What you have to do:
Copy, in full, each line of the material that holds the word "городской".

-------- Material to process --------

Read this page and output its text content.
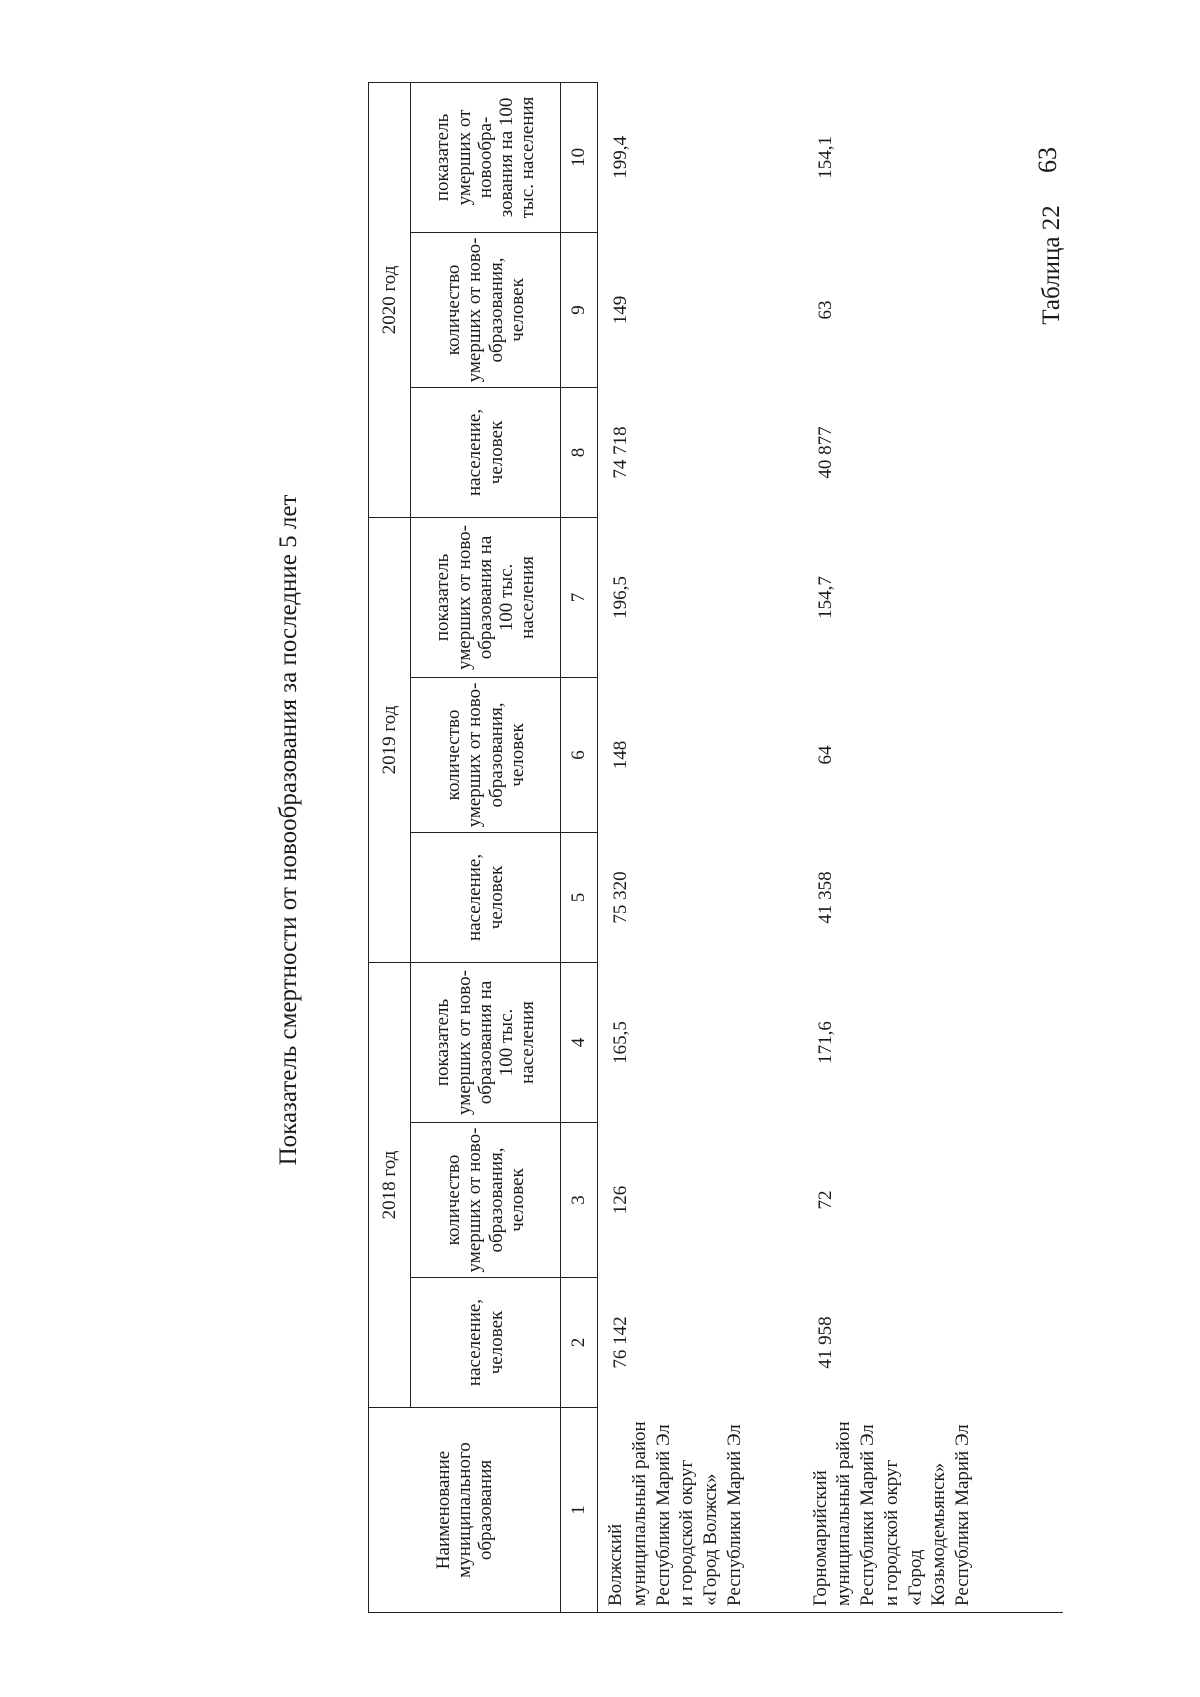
63
Таблица 22
Показатель смертности от новообразования за последние 5 лет
Наименование муниципального образования	2018 год			2019 год			2020 год		
	население, человек	количество умерших от ново- образования, человек	показатель умерших от ново- образования на 100 тыс. населения	население, человек	количество умерших от ново- образования, человек	показатель умерших от ново- образования на 100 тыс. населения	население, человек	количество умерших от ново- образования, человек	показатель умерших от новообра- зования на 100 тыс. населения
1	2	3	4	5	6	7	8	9	10
Волжский муниципальный район Республики Марий Эл и городской округ «Город Волжск» Республики Марий Эл	76 142	126	165,5	75 320	148	196,5	74 718	149	199,4
Горномарийский муниципальный район Республики Марий Эл и городской округ «Город Козьмодемьянск» Республики Марий Эл	41 958	72	171,6	41 358	64	154,7	40 877	63	154,1
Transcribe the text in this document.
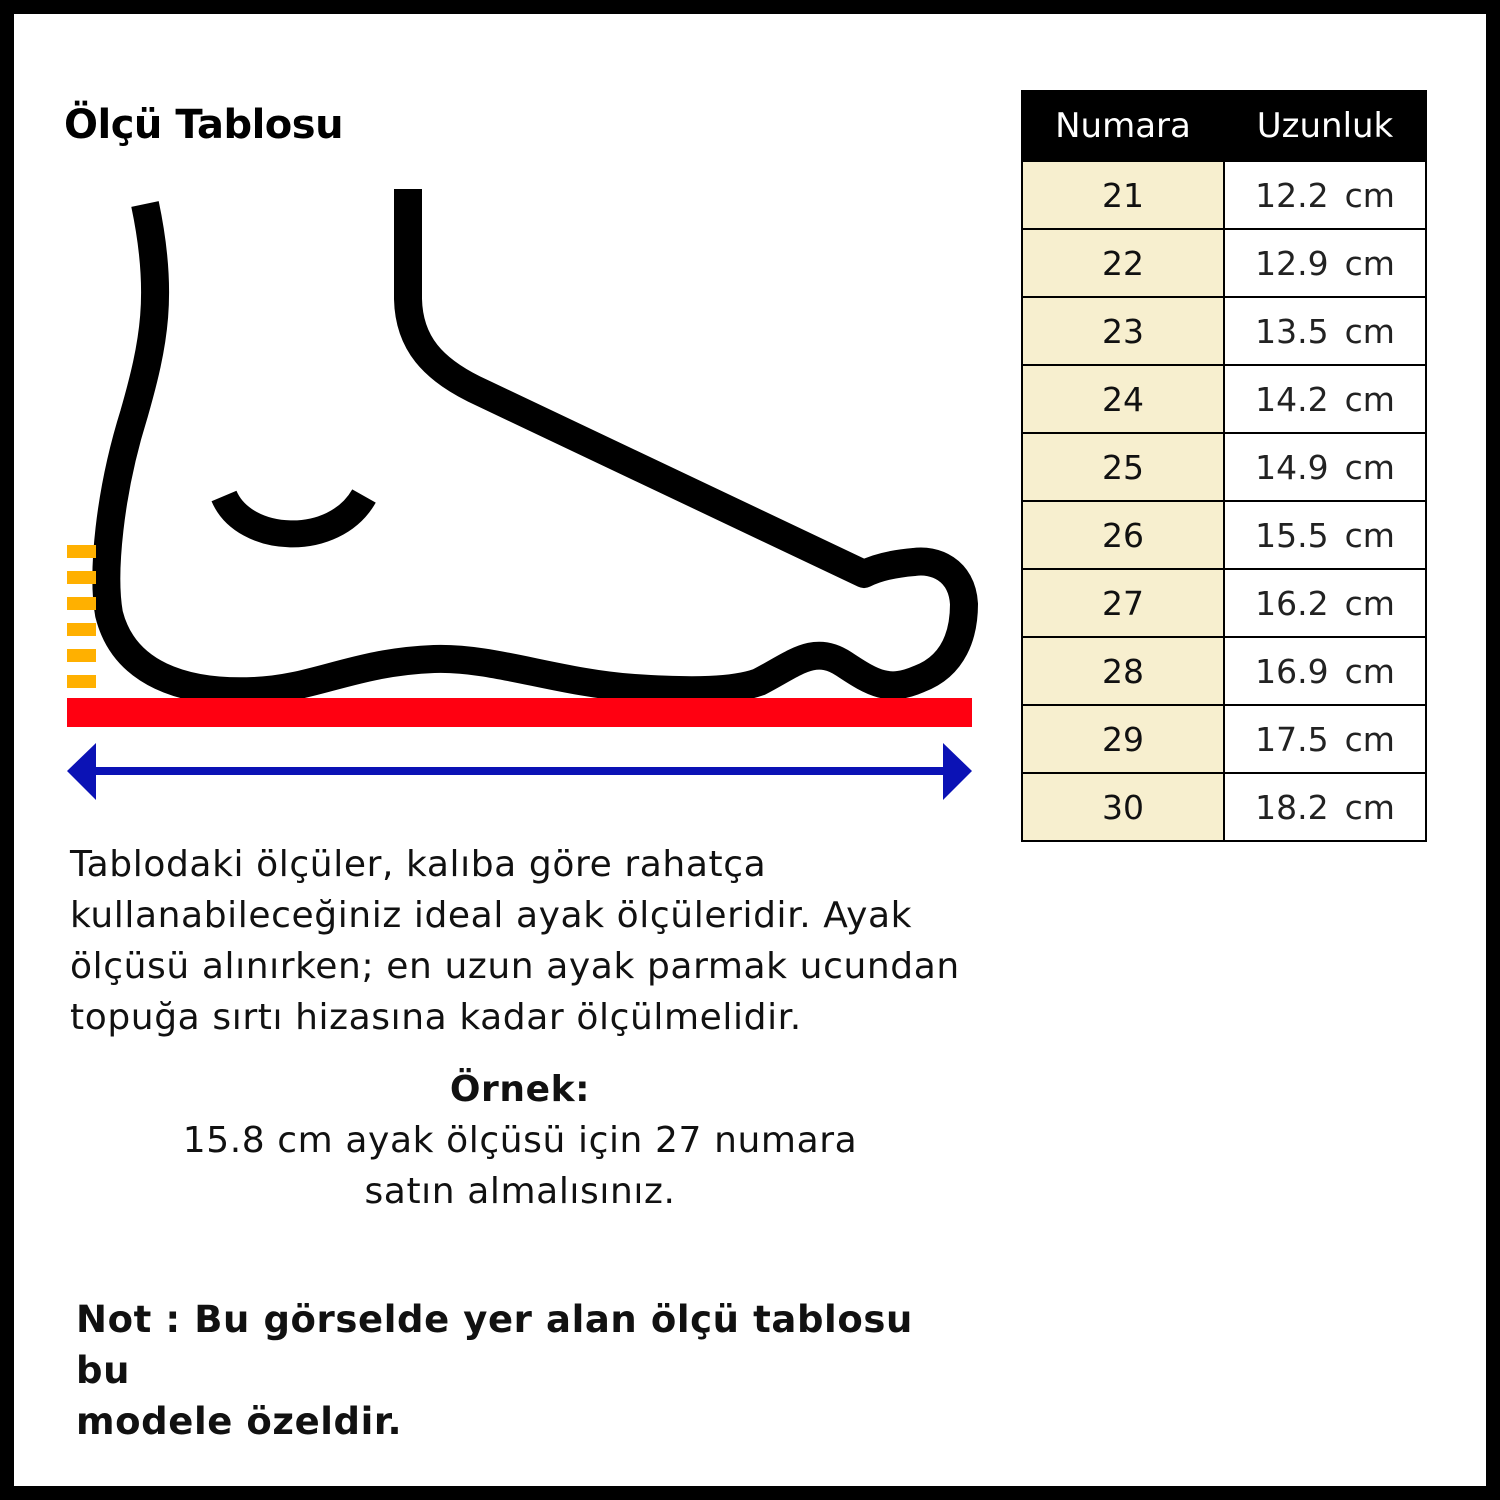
Ölçü Tablosu	Numara	Uzunluk
21	12.2 cm
22	12.9 cm
23	13.5 cm
24	14.2 cm
25	14.9 cm
26	15.5 cm
27	16.2 cm
28	16.9 cm
29	17.5 cm
30	18.2 cm
Tablodaki ölçüler, kalıba göre rahatça
kullanabileceğiniz ideal ayak ölçüleridir. Ayak
ölçüsü alınırken; en uzun ayak parmak ucundan
topuğa sırtı hizasına kadar ölçülmelidir.
Örnek:
15.8 cm ayak ölçüsü için 27 numara
satın almalısınız.
Not : Bu görselde yer alan ölçü tablosu bu
modele özeldir.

--------

Written answer:
Волжский муниципальный район Республики Марий Эл и городской округ «Город Волжск» Республики Марий Эл	76 142	126	165,5	75 320	148	196,5	74 718	149	199,4
Горномарийский муниципальный район Республики Марий Эл и городской округ «Город Козьмодемьянск» Республики Марий Эл	41 958	72	171,6	41 358	64	154,7	40 877	63	154,1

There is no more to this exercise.